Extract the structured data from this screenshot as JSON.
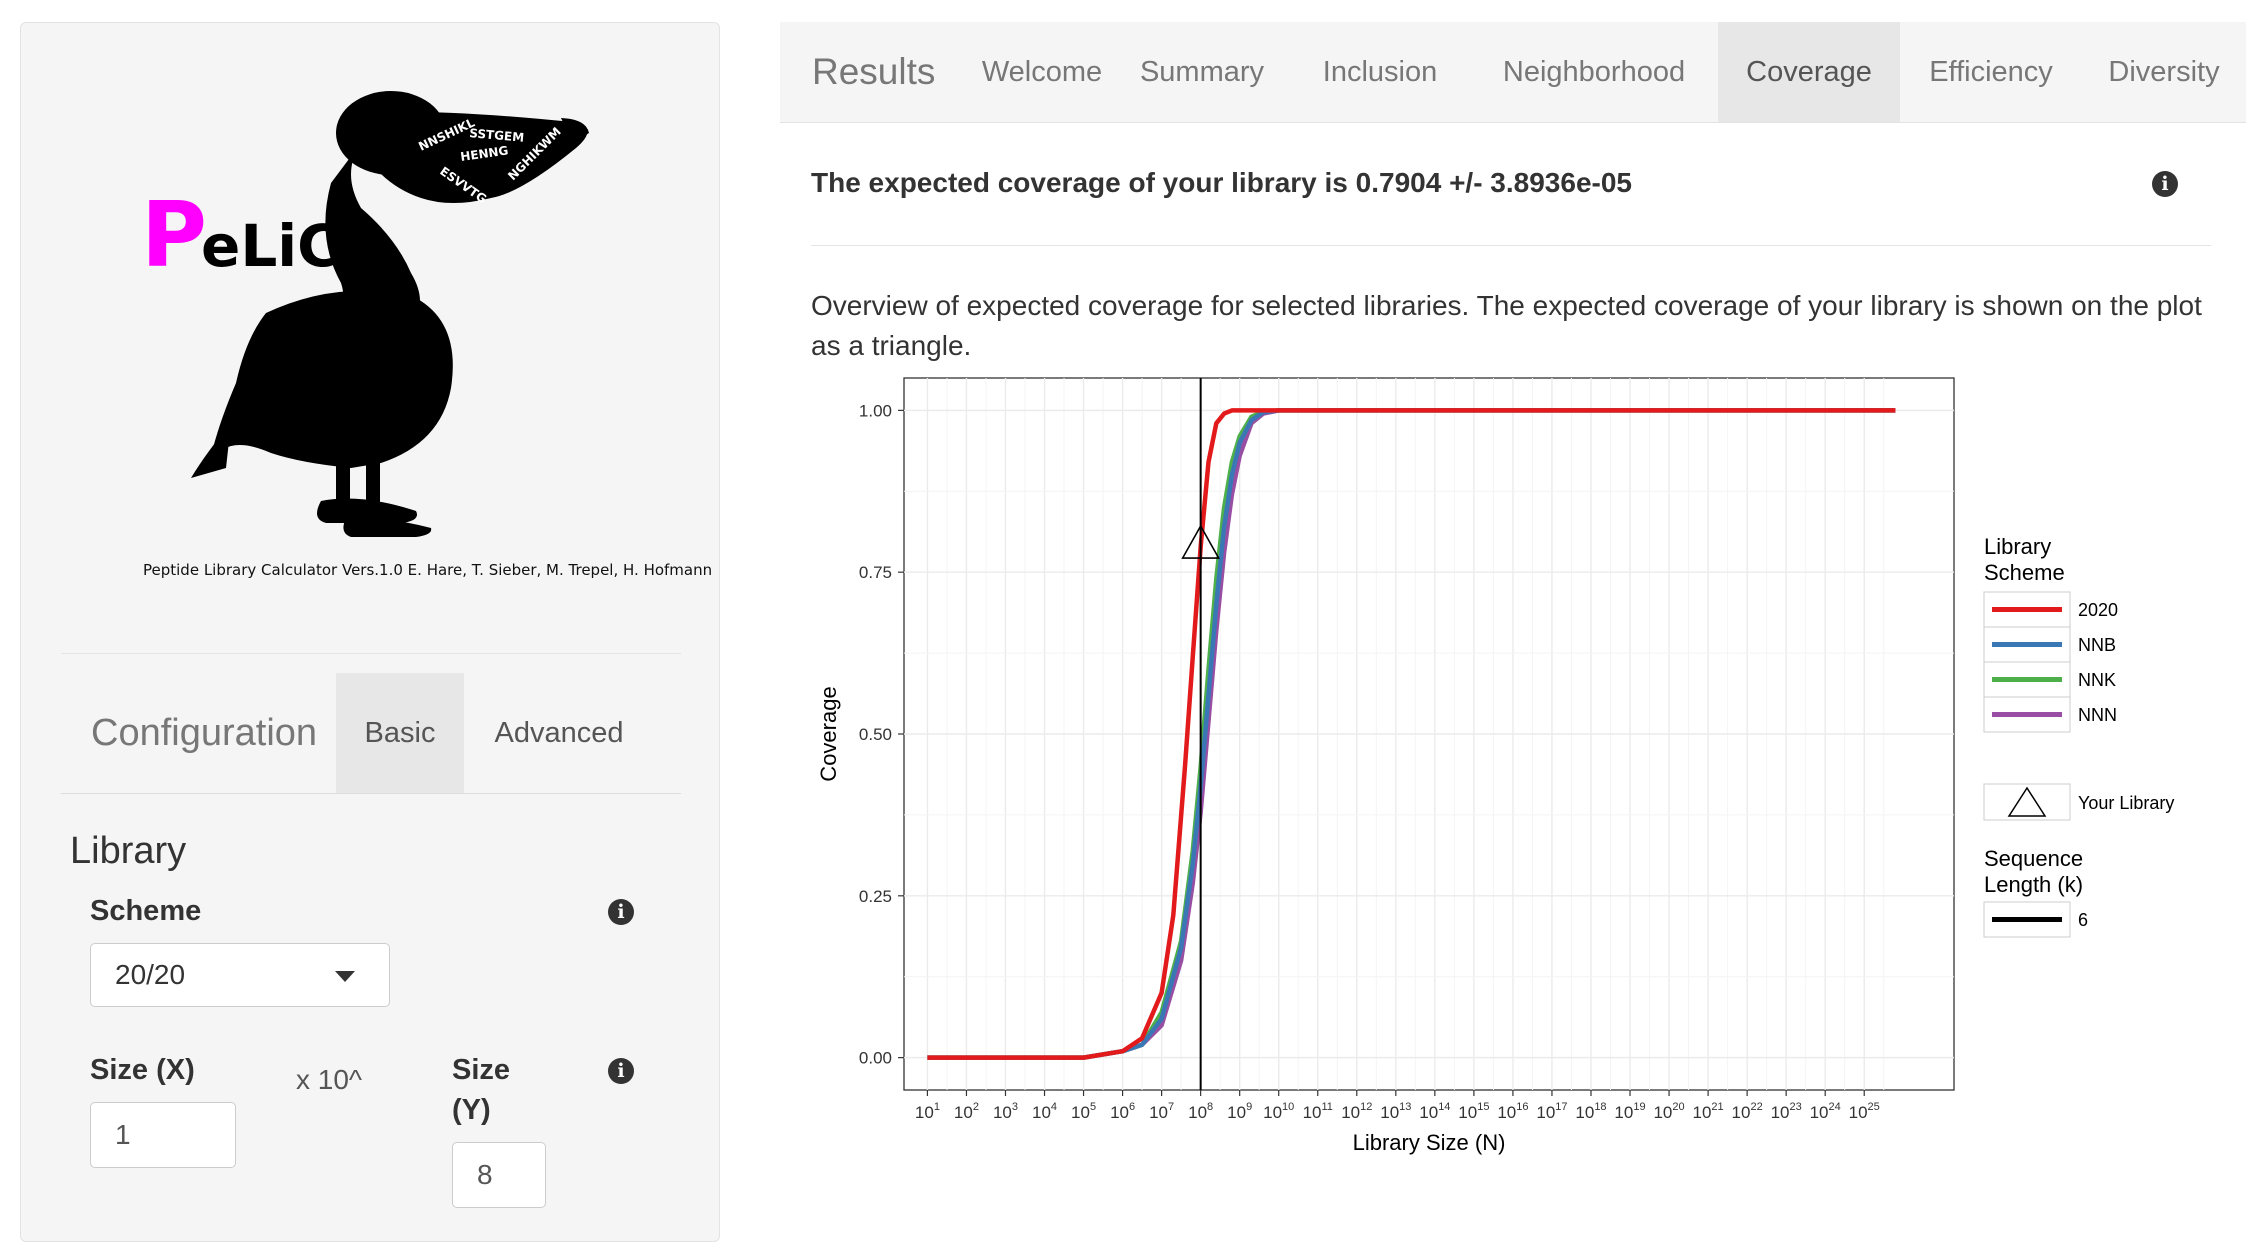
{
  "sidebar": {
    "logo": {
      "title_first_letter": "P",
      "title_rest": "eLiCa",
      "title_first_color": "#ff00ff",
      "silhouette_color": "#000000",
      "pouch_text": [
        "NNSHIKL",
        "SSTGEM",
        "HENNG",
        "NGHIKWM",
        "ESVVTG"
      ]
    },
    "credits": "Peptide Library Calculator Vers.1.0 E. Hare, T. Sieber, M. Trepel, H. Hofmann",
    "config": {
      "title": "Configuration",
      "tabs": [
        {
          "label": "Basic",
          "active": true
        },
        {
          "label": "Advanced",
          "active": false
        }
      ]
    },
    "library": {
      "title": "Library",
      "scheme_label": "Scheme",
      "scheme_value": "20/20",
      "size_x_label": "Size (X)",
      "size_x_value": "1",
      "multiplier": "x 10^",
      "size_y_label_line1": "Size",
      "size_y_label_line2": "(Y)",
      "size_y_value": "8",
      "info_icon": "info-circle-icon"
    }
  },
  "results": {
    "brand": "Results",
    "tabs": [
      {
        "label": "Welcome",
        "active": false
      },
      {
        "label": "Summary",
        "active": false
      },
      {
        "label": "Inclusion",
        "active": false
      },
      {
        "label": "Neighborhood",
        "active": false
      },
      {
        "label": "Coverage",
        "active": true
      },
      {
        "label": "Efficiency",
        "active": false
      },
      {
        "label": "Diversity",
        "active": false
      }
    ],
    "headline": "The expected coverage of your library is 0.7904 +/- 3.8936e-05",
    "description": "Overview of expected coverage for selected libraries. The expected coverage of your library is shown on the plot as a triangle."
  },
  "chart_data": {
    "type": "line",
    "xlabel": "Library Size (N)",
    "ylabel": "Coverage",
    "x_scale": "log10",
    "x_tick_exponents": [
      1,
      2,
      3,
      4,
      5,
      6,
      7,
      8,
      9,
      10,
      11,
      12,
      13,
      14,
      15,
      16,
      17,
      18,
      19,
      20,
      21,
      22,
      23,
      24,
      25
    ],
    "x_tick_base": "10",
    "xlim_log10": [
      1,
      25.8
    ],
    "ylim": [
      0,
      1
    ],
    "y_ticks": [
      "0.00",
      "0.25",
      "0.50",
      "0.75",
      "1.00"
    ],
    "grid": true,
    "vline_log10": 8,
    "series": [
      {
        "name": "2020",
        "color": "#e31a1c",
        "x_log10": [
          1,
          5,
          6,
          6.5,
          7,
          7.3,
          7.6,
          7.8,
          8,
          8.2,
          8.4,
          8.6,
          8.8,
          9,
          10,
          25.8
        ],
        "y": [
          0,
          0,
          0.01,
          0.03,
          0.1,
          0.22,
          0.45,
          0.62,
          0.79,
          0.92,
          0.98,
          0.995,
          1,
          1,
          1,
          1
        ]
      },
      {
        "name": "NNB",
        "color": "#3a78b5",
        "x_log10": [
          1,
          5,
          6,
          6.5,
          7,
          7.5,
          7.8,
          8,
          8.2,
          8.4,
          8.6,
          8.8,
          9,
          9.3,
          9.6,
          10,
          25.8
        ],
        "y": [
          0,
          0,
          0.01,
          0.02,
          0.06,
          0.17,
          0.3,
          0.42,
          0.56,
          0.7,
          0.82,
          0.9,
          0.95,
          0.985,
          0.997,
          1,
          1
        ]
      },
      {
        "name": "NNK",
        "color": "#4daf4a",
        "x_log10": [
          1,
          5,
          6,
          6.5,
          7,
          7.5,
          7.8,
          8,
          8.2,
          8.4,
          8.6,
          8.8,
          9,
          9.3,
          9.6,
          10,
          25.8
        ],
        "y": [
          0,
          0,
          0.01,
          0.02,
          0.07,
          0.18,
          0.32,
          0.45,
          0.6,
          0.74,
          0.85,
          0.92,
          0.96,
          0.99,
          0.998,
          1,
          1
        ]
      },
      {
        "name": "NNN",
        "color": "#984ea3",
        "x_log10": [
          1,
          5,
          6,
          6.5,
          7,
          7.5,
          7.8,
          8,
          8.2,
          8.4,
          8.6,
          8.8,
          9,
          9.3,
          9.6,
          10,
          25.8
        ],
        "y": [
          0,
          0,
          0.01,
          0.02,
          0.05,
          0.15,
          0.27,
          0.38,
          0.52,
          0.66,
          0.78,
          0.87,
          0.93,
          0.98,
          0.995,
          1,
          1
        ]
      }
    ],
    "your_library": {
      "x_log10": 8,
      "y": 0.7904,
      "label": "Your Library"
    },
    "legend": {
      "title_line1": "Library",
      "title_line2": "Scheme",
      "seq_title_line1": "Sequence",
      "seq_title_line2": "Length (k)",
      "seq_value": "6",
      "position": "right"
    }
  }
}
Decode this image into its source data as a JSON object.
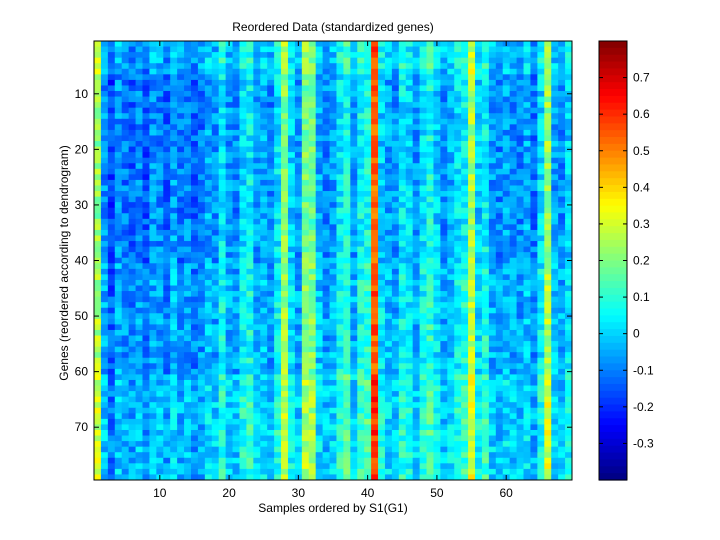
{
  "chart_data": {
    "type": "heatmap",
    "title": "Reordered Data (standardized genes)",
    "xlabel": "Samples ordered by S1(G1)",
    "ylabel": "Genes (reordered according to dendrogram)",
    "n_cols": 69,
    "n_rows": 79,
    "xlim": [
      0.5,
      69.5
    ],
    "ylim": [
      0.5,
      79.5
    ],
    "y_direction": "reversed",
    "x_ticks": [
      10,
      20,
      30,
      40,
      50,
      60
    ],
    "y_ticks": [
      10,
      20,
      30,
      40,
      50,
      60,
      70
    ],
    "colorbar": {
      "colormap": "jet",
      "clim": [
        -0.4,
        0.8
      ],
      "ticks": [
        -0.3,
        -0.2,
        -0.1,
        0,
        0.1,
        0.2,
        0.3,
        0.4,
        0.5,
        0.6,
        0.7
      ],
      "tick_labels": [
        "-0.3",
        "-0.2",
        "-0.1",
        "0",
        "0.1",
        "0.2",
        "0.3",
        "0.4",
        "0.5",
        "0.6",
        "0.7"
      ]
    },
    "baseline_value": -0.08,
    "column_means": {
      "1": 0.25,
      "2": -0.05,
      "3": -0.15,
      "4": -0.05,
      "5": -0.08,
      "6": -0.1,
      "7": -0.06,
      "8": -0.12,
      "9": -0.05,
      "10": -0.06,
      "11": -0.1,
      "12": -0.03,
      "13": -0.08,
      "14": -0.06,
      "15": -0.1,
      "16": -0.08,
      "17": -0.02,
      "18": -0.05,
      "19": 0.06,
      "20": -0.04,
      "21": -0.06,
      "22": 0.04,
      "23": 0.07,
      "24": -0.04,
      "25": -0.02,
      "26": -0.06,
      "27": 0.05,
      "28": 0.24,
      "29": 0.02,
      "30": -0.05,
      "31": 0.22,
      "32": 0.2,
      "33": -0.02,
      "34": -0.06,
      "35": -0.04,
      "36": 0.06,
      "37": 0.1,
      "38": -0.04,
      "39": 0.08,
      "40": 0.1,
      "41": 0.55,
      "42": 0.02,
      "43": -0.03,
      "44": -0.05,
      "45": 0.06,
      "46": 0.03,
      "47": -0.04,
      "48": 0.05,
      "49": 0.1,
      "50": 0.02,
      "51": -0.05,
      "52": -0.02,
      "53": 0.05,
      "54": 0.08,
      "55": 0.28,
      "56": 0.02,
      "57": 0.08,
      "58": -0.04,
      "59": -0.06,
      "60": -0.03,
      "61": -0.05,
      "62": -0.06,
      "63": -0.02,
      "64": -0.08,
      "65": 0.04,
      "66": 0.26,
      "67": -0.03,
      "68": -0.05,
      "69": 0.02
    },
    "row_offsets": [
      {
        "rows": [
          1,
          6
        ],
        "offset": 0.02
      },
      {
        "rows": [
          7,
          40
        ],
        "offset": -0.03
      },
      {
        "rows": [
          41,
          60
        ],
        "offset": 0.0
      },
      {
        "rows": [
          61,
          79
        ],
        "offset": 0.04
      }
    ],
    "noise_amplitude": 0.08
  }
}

> BRIEF
Which lines of the records contain "xlabel"? Show each of them.

> EXERCISE ANSWER
    "xlabel": "Library Size (N)",
    "xlabel": "Samples ordered by S1(G1)",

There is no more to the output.